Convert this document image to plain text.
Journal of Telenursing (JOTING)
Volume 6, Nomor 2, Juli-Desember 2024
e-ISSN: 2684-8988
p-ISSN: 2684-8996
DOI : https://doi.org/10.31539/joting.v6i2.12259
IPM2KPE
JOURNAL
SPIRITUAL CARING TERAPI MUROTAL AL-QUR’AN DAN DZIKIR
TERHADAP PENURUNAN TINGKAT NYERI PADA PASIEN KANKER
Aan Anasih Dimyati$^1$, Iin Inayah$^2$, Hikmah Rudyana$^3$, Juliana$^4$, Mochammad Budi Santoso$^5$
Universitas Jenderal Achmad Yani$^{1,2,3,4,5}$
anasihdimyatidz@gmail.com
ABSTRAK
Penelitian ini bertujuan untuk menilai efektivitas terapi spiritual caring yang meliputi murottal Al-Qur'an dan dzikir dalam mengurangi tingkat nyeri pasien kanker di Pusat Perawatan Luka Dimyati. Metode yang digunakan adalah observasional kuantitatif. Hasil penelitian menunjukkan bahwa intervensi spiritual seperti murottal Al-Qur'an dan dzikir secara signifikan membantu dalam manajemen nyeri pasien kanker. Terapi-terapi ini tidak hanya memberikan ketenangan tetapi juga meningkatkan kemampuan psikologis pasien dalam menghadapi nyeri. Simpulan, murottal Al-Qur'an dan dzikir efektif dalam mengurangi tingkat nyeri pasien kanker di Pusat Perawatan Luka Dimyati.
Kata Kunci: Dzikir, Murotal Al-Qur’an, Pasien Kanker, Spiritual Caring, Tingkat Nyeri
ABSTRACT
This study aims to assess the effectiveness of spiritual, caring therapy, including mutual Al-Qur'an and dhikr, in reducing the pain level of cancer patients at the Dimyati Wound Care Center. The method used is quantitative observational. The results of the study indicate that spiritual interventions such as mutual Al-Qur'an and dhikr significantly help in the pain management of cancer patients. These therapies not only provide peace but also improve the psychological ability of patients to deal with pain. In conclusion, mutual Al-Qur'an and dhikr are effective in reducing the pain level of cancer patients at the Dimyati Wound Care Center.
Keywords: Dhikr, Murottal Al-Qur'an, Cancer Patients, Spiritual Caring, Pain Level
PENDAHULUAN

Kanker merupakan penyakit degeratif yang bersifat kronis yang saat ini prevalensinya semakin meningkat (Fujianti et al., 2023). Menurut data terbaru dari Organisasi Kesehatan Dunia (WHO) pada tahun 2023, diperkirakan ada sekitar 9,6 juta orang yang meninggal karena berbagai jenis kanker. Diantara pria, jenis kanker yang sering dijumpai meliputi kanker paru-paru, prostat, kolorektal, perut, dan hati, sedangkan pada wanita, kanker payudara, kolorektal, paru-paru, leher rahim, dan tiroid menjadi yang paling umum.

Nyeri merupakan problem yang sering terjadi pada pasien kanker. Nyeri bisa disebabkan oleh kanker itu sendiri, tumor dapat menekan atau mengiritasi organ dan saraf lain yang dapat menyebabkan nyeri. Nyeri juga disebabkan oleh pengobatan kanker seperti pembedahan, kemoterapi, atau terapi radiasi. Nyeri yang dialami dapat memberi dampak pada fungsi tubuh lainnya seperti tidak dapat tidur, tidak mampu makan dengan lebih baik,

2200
────────────────────
> **Exercise requirements**: Reproduce the records above exactly.

> **Answer below**:
Convert this document image to plain text.
Journal of Telenursing (JOTING)
Volume 6, Nomor 2, Juli-Desember 2024
e-ISSN: 2684-8988
p-ISSN: 2684-8996
DOI : https://doi.org/10.31539/joting.v6i2.12259
IPM2KPE
JOURNAL
SPIRITUAL CARING TERAPI MUROTAL AL-QUR’AN DAN DZIKIR
TERHADAP PENURUNAN TINGKAT NYERI PADA PASIEN KANKER
Aan Anasih Dimyati$^1$, Iin Inayah$^2$, Hikmah Rudyana$^3$, Juliana$^4$, Mochammad Budi Santoso$^5$
Universitas Jenderal Achmad Yani$^{1,2,3,4,5}$
anasihdimyatidz@gmail.com
ABSTRAK
Penelitian ini bertujuan untuk menilai efektivitas terapi spiritual caring yang meliputi murottal Al-Qur'an dan dzikir dalam mengurangi tingkat nyeri pasien kanker di Pusat Perawatan Luka Dimyati. Metode yang digunakan adalah observasional kuantitatif. Hasil penelitian menunjukkan bahwa intervensi spiritual seperti murottal Al-Qur'an dan dzikir secara signifikan membantu dalam manajemen nyeri pasien kanker. Terapi-terapi ini tidak hanya memberikan ketenangan tetapi juga meningkatkan kemampuan psikologis pasien dalam menghadapi nyeri. Simpulan, murottal Al-Qur'an dan dzikir efektif dalam mengurangi tingkat nyeri pasien kanker di Pusat Perawatan Luka Dimyati.
Kata Kunci: Dzikir, Murotal Al-Qur’an, Pasien Kanker, Spiritual Caring, Tingkat Nyeri
ABSTRACT
This study aims to assess the effectiveness of spiritual, caring therapy, including mutual Al-Qur'an and dhikr, in reducing the pain level of cancer patients at the Dimyati Wound Care Center. The method used is quantitative observational. The results of the study indicate that spiritual interventions such as mutual Al-Qur'an and dhikr significantly help in the pain management of cancer patients. These therapies not only provide peace but also improve the psychological ability of patients to deal with pain. In conclusion, mutual Al-Qur'an and dhikr are effective in reducing the pain level of cancer patients at the Dimyati Wound Care Center.
Keywords: Dhikr, Murottal Al-Qur'an, Cancer Patients, Spiritual Caring, Pain Level
PENDAHULUAN

Kanker merupakan penyakit degeratif yang bersifat kronis yang saat ini prevalensinya semakin meningkat (Fujianti et al., 2023). Menurut data terbaru dari Organisasi Kesehatan Dunia (WHO) pada tahun 2023, diperkirakan ada sekitar 9,6 juta orang yang meninggal karena berbagai jenis kanker. Diantara pria, jenis kanker yang sering dijumpai meliputi kanker paru-paru, prostat, kolorektal, perut, dan hati, sedangkan pada wanita, kanker payudara, kolorektal, paru-paru, leher rahim, dan tiroid menjadi yang paling umum.

Nyeri merupakan problem yang sering terjadi pada pasien kanker. Nyeri bisa disebabkan oleh kanker itu sendiri, tumor dapat menekan atau mengiritasi organ dan saraf lain yang dapat menyebabkan nyeri. Nyeri juga disebabkan oleh pengobatan kanker seperti pembedahan, kemoterapi, atau terapi radiasi. Nyeri yang dialami dapat memberi dampak pada fungsi tubuh lainnya seperti tidak dapat tidur, tidak mampu makan dengan lebih baik,

2200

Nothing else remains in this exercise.